[Figure contents as structured data]

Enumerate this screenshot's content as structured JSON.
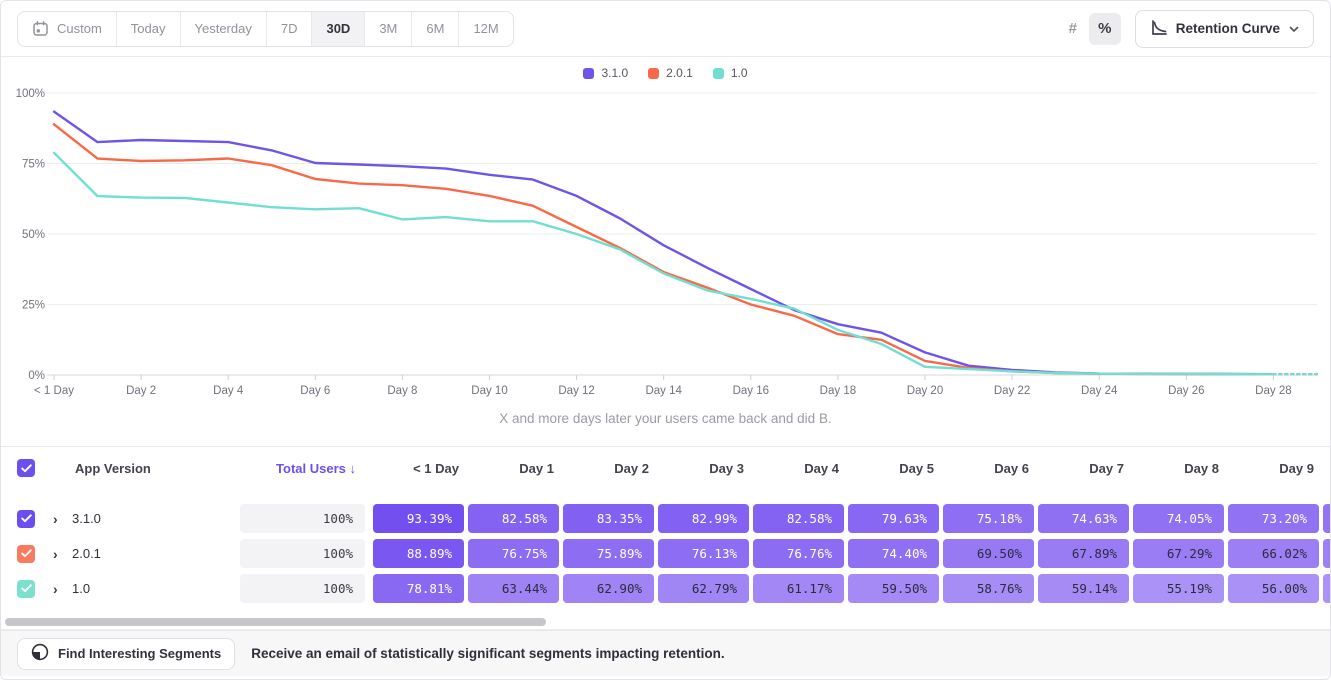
{
  "toolbar": {
    "date_ranges": [
      {
        "label": "Custom",
        "icon": "calendar-icon",
        "selected": false
      },
      {
        "label": "Today",
        "selected": false
      },
      {
        "label": "Yesterday",
        "selected": false
      },
      {
        "label": "7D",
        "selected": false
      },
      {
        "label": "30D",
        "selected": true
      },
      {
        "label": "3M",
        "selected": false
      },
      {
        "label": "6M",
        "selected": false
      },
      {
        "label": "12M",
        "selected": false
      }
    ],
    "value_format_toggle": [
      {
        "label": "#",
        "selected": false
      },
      {
        "label": "%",
        "selected": true
      }
    ],
    "chart_type": {
      "label": "Retention Curve"
    }
  },
  "chart_data": {
    "type": "line",
    "subtitle": "X and more days later your users came back and did B.",
    "ylim": [
      0,
      100
    ],
    "grid": "horizontal",
    "legend_position": "top-center",
    "y_ticks": [
      {
        "label": "0%",
        "value": 0
      },
      {
        "label": "25%",
        "value": 25
      },
      {
        "label": "50%",
        "value": 50
      },
      {
        "label": "75%",
        "value": 75
      },
      {
        "label": "100%",
        "value": 100
      }
    ],
    "x_ticks": [
      {
        "label": "< 1 Day",
        "day": 0
      },
      {
        "label": "Day 2",
        "day": 2
      },
      {
        "label": "Day 4",
        "day": 4
      },
      {
        "label": "Day 6",
        "day": 6
      },
      {
        "label": "Day 8",
        "day": 8
      },
      {
        "label": "Day 10",
        "day": 10
      },
      {
        "label": "Day 12",
        "day": 12
      },
      {
        "label": "Day 14",
        "day": 14
      },
      {
        "label": "Day 16",
        "day": 16
      },
      {
        "label": "Day 18",
        "day": 18
      },
      {
        "label": "Day 20",
        "day": 20
      },
      {
        "label": "Day 22",
        "day": 22
      },
      {
        "label": "Day 24",
        "day": 24
      },
      {
        "label": "Day 26",
        "day": 26
      },
      {
        "label": "Day 28",
        "day": 28
      }
    ],
    "dashed_from_day": 28,
    "series": [
      {
        "name": "3.1.0",
        "color": "#6F54E8",
        "values": [
          93.39,
          82.58,
          83.35,
          82.99,
          82.58,
          79.63,
          75.18,
          74.63,
          74.05,
          73.2,
          71.0,
          69.3,
          63.5,
          55.5,
          46.0,
          38.0,
          30.5,
          23.0,
          18.0,
          15.0,
          8.0,
          3.3,
          1.8,
          0.9,
          0.5,
          0.45,
          0.4,
          0.35,
          0.3,
          0.3
        ]
      },
      {
        "name": "2.0.1",
        "color": "#F8694A",
        "values": [
          88.89,
          76.75,
          75.89,
          76.13,
          76.76,
          74.4,
          69.5,
          67.89,
          67.29,
          66.02,
          63.5,
          60.0,
          52.5,
          45.0,
          36.5,
          31.0,
          25.0,
          21.0,
          14.5,
          12.5,
          5.0,
          2.5,
          1.3,
          0.7,
          0.45,
          0.4,
          0.35,
          0.3,
          0.25,
          0.25
        ]
      },
      {
        "name": "1.0",
        "color": "#70DFD1",
        "values": [
          78.81,
          63.44,
          62.9,
          62.79,
          61.17,
          59.5,
          58.76,
          59.14,
          55.19,
          56.0,
          54.5,
          54.5,
          50.0,
          44.5,
          36.0,
          30.0,
          27.0,
          23.5,
          16.0,
          11.0,
          2.9,
          2.1,
          1.3,
          0.7,
          0.45,
          0.4,
          0.35,
          0.3,
          0.25,
          0.25
        ]
      }
    ]
  },
  "table": {
    "header": {
      "app_version": "App Version",
      "total_users": "Total Users ↓",
      "day_columns": [
        "< 1 Day",
        "Day 1",
        "Day 2",
        "Day 3",
        "Day 4",
        "Day 5",
        "Day 6",
        "Day 7",
        "Day 8",
        "Day 9"
      ]
    },
    "rows": [
      {
        "version": "3.1.0",
        "color": "#6B4EF0",
        "total": "100%",
        "values": [
          93.39,
          82.58,
          83.35,
          82.99,
          82.58,
          79.63,
          75.18,
          74.63,
          74.05,
          73.2
        ]
      },
      {
        "version": "2.0.1",
        "color": "#F97B5F",
        "total": "100%",
        "values": [
          88.89,
          76.75,
          75.89,
          76.13,
          76.76,
          74.4,
          69.5,
          67.89,
          67.29,
          66.02
        ]
      },
      {
        "version": "1.0",
        "color": "#7CE0CF",
        "total": "100%",
        "values": [
          78.81,
          63.44,
          62.9,
          62.79,
          61.17,
          59.5,
          58.76,
          59.14,
          55.19,
          56.0
        ]
      }
    ]
  },
  "footer": {
    "button_label": "Find Interesting Segments",
    "message": "Receive an email of statistically significant segments impacting retention."
  },
  "colors": {
    "accent_purple": "#6C4FF0",
    "cell_dark": "#734EF0",
    "cell_light": "#AD94F6",
    "grid_line": "#ececef",
    "axis_line": "#d9d9de",
    "tick_text": "#71717c"
  }
}
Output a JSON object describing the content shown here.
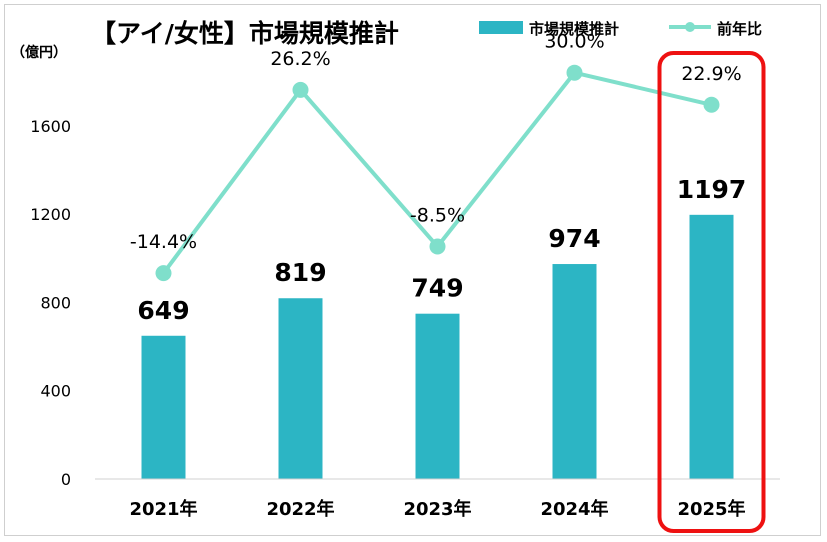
{
  "chart_data": {
    "type": "bar",
    "title": "【アイ/女性】市場規模推計",
    "ylabel": "（億円）",
    "categories": [
      "2021年",
      "2022年",
      "2023年",
      "2024年",
      "2025年"
    ],
    "ylim": [
      0,
      1800
    ],
    "yticks": [
      0,
      400,
      800,
      1200,
      1600
    ],
    "series": [
      {
        "name": "市場規模推計",
        "type": "bar",
        "color": "#2cb5c4",
        "values": [
          649,
          819,
          749,
          974,
          1197
        ],
        "labels": [
          "649",
          "819",
          "749",
          "974",
          "1197"
        ]
      },
      {
        "name": "前年比",
        "type": "line",
        "color": "#7fdfcb",
        "values": [
          -14.4,
          26.2,
          -8.5,
          30.0,
          22.9
        ],
        "labels": [
          "-14.4%",
          "26.2%",
          "-8.5%",
          "30.0%",
          "22.9%"
        ]
      }
    ],
    "line_range": [
      -60,
      45
    ],
    "legend": "top-right",
    "grid": false,
    "highlight": {
      "category": "2025年",
      "color": "#ee1111"
    }
  }
}
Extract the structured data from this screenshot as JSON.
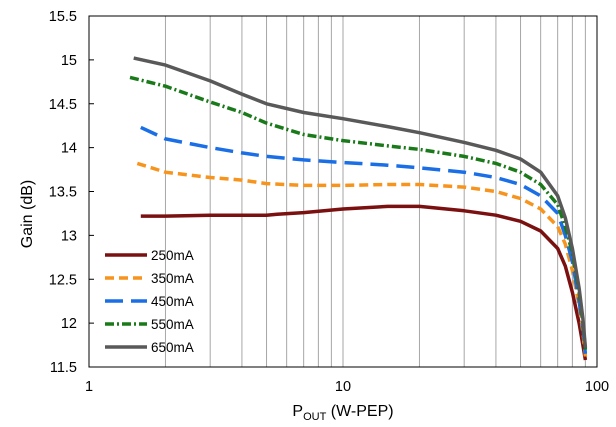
{
  "chart_data": {
    "type": "line",
    "title": "",
    "xlabel": {
      "main": "P",
      "sub": "OUT",
      "rest": " (W-PEP)"
    },
    "ylabel": "Gain (dB)",
    "x_scale": "log",
    "xlim": [
      1,
      100
    ],
    "ylim": [
      11.5,
      15.5
    ],
    "x_ticks": [
      "1",
      "10",
      "100"
    ],
    "y_ticks": [
      "11.5",
      "12",
      "12.5",
      "13",
      "13.5",
      "14",
      "14.5",
      "15",
      "15.5"
    ],
    "grid": "vertical",
    "legend_position": "bottom-left",
    "series": [
      {
        "name": "250mA",
        "color": "#7b1010",
        "dash": "solid",
        "x": [
          1.6,
          2,
          3,
          4,
          5,
          5.5,
          7,
          10,
          15,
          20,
          30,
          40,
          50,
          60,
          70,
          75,
          80,
          85,
          88,
          90
        ],
        "y": [
          13.22,
          13.22,
          13.23,
          13.23,
          13.23,
          13.24,
          13.26,
          13.3,
          13.33,
          13.33,
          13.28,
          13.23,
          13.16,
          13.05,
          12.85,
          12.65,
          12.35,
          12.0,
          11.75,
          11.58
        ]
      },
      {
        "name": "350mA",
        "color": "#f7941d",
        "dash": "dashed",
        "x": [
          1.55,
          2,
          3,
          4,
          5,
          7,
          10,
          15,
          20,
          30,
          40,
          50,
          60,
          70,
          75,
          80,
          85,
          88,
          90
        ],
        "y": [
          13.82,
          13.72,
          13.66,
          13.63,
          13.59,
          13.57,
          13.57,
          13.58,
          13.58,
          13.55,
          13.5,
          13.42,
          13.3,
          13.1,
          12.9,
          12.6,
          12.2,
          11.9,
          11.62
        ]
      },
      {
        "name": "450mA",
        "color": "#1a6ee6",
        "dash": "longdash",
        "x": [
          1.6,
          2,
          3,
          4,
          5,
          7,
          10,
          15,
          20,
          30,
          40,
          50,
          60,
          70,
          75,
          80,
          85,
          88,
          90
        ],
        "y": [
          14.23,
          14.1,
          14.0,
          13.94,
          13.9,
          13.86,
          13.83,
          13.8,
          13.77,
          13.72,
          13.66,
          13.58,
          13.45,
          13.25,
          13.0,
          12.7,
          12.25,
          11.95,
          11.65
        ]
      },
      {
        "name": "550mA",
        "color": "#1a7a1a",
        "dash": "dashdot",
        "x": [
          1.45,
          2,
          3,
          4,
          5,
          7,
          10,
          15,
          20,
          30,
          40,
          50,
          60,
          70,
          75,
          80,
          85,
          88,
          90
        ],
        "y": [
          14.8,
          14.7,
          14.52,
          14.4,
          14.28,
          14.15,
          14.08,
          14.02,
          13.98,
          13.9,
          13.82,
          13.72,
          13.58,
          13.35,
          13.1,
          12.8,
          12.35,
          12.0,
          11.7
        ]
      },
      {
        "name": "650mA",
        "color": "#595959",
        "dash": "solid",
        "x": [
          1.5,
          2,
          3,
          4,
          5,
          7,
          10,
          15,
          20,
          30,
          40,
          50,
          60,
          70,
          75,
          80,
          85,
          88,
          90
        ],
        "y": [
          15.02,
          14.94,
          14.76,
          14.61,
          14.5,
          14.4,
          14.33,
          14.24,
          14.17,
          14.06,
          13.97,
          13.87,
          13.72,
          13.45,
          13.2,
          12.85,
          12.4,
          12.05,
          11.72
        ]
      }
    ]
  }
}
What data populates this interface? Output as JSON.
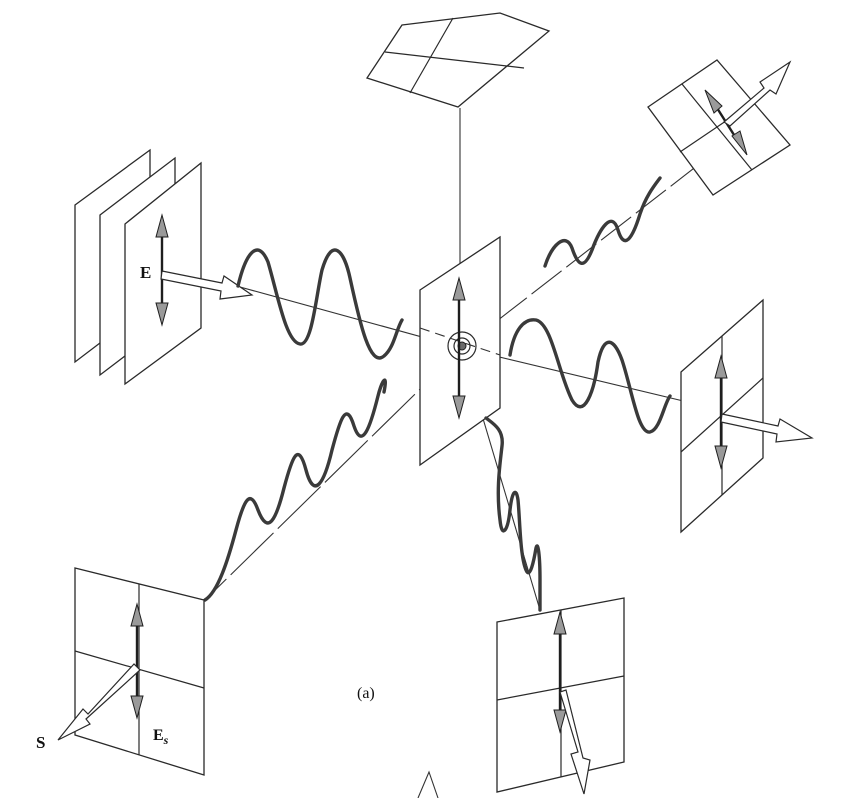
{
  "labels": {
    "incident_field": "E",
    "scattered_field": "E",
    "scattered_field_subscript": "s",
    "poynting": "S",
    "panel_tag": "(a)"
  }
}
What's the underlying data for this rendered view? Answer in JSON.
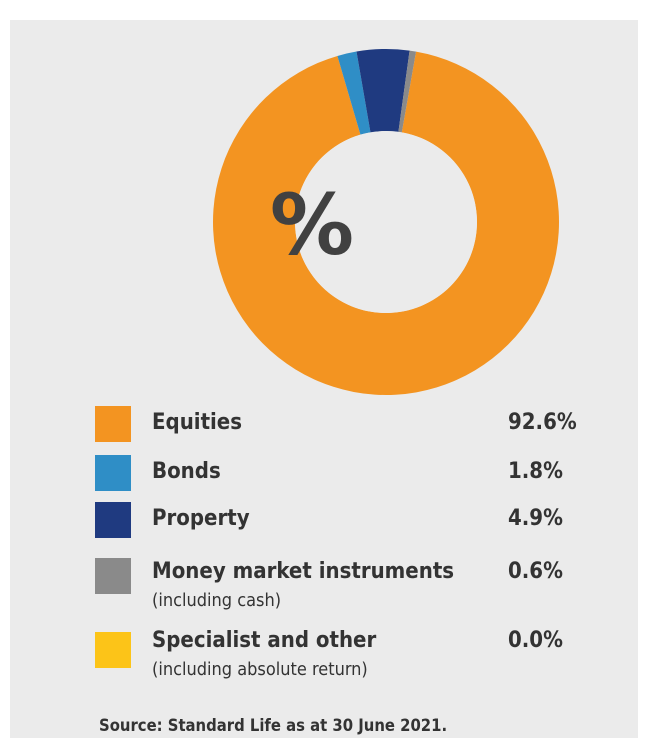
{
  "chart_data": {
    "type": "pie",
    "center_label": "%",
    "categories": [
      "Equities",
      "Bonds",
      "Property",
      "Money market instruments",
      "Specialist and other"
    ],
    "sublabels": [
      "",
      "",
      "",
      "(including cash)",
      "(including absolute return)"
    ],
    "values": [
      92.6,
      1.8,
      4.9,
      0.6,
      0.0
    ],
    "value_labels": [
      "92.6%",
      "1.8%",
      "4.9%",
      "0.6%",
      "0.0%"
    ],
    "colors": [
      "#f39421",
      "#2f8ec6",
      "#1f3a80",
      "#8a8a8a",
      "#fcc418"
    ],
    "legend": "below",
    "source": "Source: Standard Life as at 30 June 2021."
  }
}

• Written instruction: Take only the line containing "What data populates" and every line after it to the end of the entries, and copy them exactly, pictures excluded.

• Solution to this exercise:
What data populates this interface? Output as JSON.
{
  "labels": {
    "incident_field": "E",
    "scattered_field": "E",
    "scattered_field_subscript": "s",
    "poynting": "S",
    "panel_tag": "(a)"
  }
}
What's the underlying data for this rendered view? Answer in JSON.
{
  "chart_data": {
    "type": "pie",
    "center_label": "%",
    "categories": [
      "Equities",
      "Bonds",
      "Property",
      "Money market instruments",
      "Specialist and other"
    ],
    "sublabels": [
      "",
      "",
      "",
      "(including cash)",
      "(including absolute return)"
    ],
    "values": [
      92.6,
      1.8,
      4.9,
      0.6,
      0.0
    ],
    "value_labels": [
      "92.6%",
      "1.8%",
      "4.9%",
      "0.6%",
      "0.0%"
    ],
    "colors": [
      "#f39421",
      "#2f8ec6",
      "#1f3a80",
      "#8a8a8a",
      "#fcc418"
    ],
    "legend": "below",
    "source": "Source: Standard Life as at 30 June 2021."
  }
}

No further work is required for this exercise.